Aim: Return each line of the material verbatim.

::::::::

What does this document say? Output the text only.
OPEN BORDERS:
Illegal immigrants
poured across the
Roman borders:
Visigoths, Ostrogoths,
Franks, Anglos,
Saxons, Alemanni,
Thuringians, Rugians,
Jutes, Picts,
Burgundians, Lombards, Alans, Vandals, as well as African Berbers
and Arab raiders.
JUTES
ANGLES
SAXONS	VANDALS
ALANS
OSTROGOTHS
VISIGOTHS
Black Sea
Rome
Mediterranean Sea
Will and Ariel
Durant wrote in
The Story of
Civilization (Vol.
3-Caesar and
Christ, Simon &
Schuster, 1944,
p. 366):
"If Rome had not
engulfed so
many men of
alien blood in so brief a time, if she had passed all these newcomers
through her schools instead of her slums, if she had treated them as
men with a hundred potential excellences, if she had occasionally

::::::::

Written solution:
What does this document say? Output the text only.
OPEN BORDERS:
Illegal immigrants
poured across the
Roman borders:
Visigoths, Ostrogoths,
Franks, Anglos,
Saxons, Alemanni,
Thuringians, Rugians,
Jutes, Picts,
Burgundians, Lombards, Alans, Vandals, as well as African Berbers
and Arab raiders.
JUTES
ANGLES
SAXONS	VANDALS
ALANS
OSTROGOTHS
VISIGOTHS
Black Sea
Rome
Mediterranean Sea
Will and Ariel
Durant wrote in
The Story of
Civilization (Vol.
3-Caesar and
Christ, Simon &
Schuster, 1944,
p. 366):
"If Rome had not
engulfed so
many men of
alien blood in so brief a time, if she had passed all these newcomers
through her schools instead of her slums, if she had treated them as
men with a hundred potential excellences, if she had occasionally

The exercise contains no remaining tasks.